**SHORT EXERCISE:**
Give back the full material, exactly as it reads.

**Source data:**
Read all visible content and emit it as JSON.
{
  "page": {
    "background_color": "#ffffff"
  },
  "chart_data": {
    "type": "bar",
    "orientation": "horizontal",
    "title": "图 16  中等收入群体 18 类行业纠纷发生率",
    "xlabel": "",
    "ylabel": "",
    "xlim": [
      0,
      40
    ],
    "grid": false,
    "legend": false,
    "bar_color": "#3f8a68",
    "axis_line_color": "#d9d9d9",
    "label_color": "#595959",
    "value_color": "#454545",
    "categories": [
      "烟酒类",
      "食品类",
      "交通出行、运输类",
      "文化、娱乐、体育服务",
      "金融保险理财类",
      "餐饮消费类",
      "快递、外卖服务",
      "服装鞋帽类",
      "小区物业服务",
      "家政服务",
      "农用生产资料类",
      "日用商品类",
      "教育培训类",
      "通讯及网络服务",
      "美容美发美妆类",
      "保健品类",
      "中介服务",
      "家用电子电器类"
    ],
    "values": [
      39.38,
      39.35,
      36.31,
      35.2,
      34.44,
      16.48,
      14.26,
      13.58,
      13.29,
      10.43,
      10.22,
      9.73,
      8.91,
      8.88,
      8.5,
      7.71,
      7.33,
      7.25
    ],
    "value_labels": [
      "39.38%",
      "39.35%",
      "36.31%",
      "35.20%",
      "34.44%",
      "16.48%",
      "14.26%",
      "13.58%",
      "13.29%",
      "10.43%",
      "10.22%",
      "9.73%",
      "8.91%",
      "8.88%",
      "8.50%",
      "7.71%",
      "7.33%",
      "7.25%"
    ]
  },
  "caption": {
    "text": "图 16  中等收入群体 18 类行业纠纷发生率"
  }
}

**COMPLETE RESPONSE:**
Read all visible content and emit it as JSON.
{
  "page": {
    "background_color": "#ffffff"
  },
  "chart_data": {
    "type": "bar",
    "orientation": "horizontal",
    "title": "图 16  中等收入群体 18 类行业纠纷发生率",
    "xlabel": "",
    "ylabel": "",
    "xlim": [
      0,
      40
    ],
    "grid": false,
    "legend": false,
    "bar_color": "#3f8a68",
    "axis_line_color": "#d9d9d9",
    "label_color": "#595959",
    "value_color": "#454545",
    "categories": [
      "烟酒类",
      "食品类",
      "交通出行、运输类",
      "文化、娱乐、体育服务",
      "金融保险理财类",
      "餐饮消费类",
      "快递、外卖服务",
      "服装鞋帽类",
      "小区物业服务",
      "家政服务",
      "农用生产资料类",
      "日用商品类",
      "教育培训类",
      "通讯及网络服务",
      "美容美发美妆类",
      "保健品类",
      "中介服务",
      "家用电子电器类"
    ],
    "values": [
      39.38,
      39.35,
      36.31,
      35.2,
      34.44,
      16.48,
      14.26,
      13.58,
      13.29,
      10.43,
      10.22,
      9.73,
      8.91,
      8.88,
      8.5,
      7.71,
      7.33,
      7.25
    ],
    "value_labels": [
      "39.38%",
      "39.35%",
      "36.31%",
      "35.20%",
      "34.44%",
      "16.48%",
      "14.26%",
      "13.58%",
      "13.29%",
      "10.43%",
      "10.22%",
      "9.73%",
      "8.91%",
      "8.88%",
      "8.50%",
      "7.71%",
      "7.33%",
      "7.25%"
    ]
  },
  "caption": {
    "text": "图 16  中等收入群体 18 类行业纠纷发生率"
  }
}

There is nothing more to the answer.